■ Directions for this task ■
Go through the entries and transcribe each one exactly, dropping the pictures.

(Dataset entries)

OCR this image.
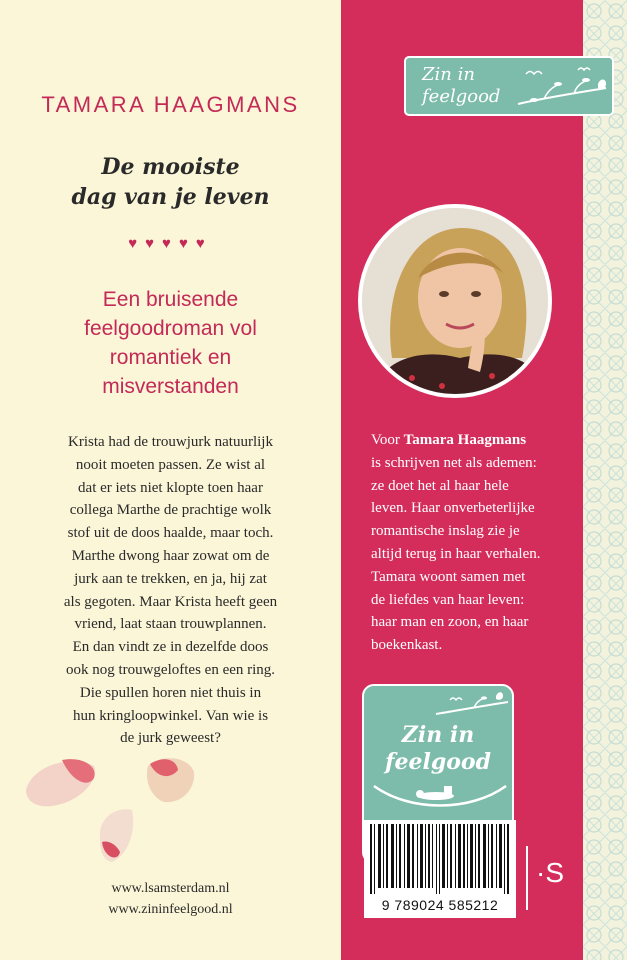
TAMARA HAAGMANS
De mooiste
dag van je leven
♥♥♥♥♥
Een bruisende
feelgoodroman vol
romantiek en
misverstanden
Krista had de trouwjurk natuurlijk
nooit moeten passen. Ze wist al
dat er iets niet klopte toen haar
collega Marthe de prachtige wolk
stof uit de doos haalde, maar toch.
Marthe dwong haar zowat om de
jurk aan te trekken, en ja, hij zat
als gegoten. Maar Krista heeft geen
vriend, laat staan trouwplannen.
En dan vindt ze in dezelfde doos
ook nog trouwgeloftes en een ring.
Die spullen horen niet thuis in
hun kringloopwinkel. Van wie is
de jurk geweest?
www.lsamsterdam.nl
www.zininfeelgood.nl
Zin in
feelgood
Voor Tamara Haagmans
is schrijven net als ademen:
ze doet het al haar hele
leven. Haar onverbeterlijke
romantische inslag zie je
altijd terug in haar verhalen.
Tamara woont samen met
de liefdes van haar leven:
haar man en zoon, en haar
boekenkast.
Zin in
feelgood
9 789024 585212
·S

■ Expected answer ■
OCR this image.
TAMARA HAAGMANS
De mooiste
dag van je leven
♥♥♥♥♥
Een bruisende
feelgoodroman vol
romantiek en
misverstanden
Krista had de trouwjurk natuurlijk
nooit moeten passen. Ze wist al
dat er iets niet klopte toen haar
collega Marthe de prachtige wolk
stof uit de doos haalde, maar toch.
Marthe dwong haar zowat om de
jurk aan te trekken, en ja, hij zat
als gegoten. Maar Krista heeft geen
vriend, laat staan trouwplannen.
En dan vindt ze in dezelfde doos
ook nog trouwgeloftes en een ring.
Die spullen horen niet thuis in
hun kringloopwinkel. Van wie is
de jurk geweest?
www.lsamsterdam.nl
www.zininfeelgood.nl
Zin in
feelgood
Voor Tamara Haagmans
is schrijven net als ademen:
ze doet het al haar hele
leven. Haar onverbeterlijke
romantische inslag zie je
altijd terug in haar verhalen.
Tamara woont samen met
de liefdes van haar leven:
haar man en zoon, en haar
boekenkast.
Zin in
feelgood
9 789024 585212
·S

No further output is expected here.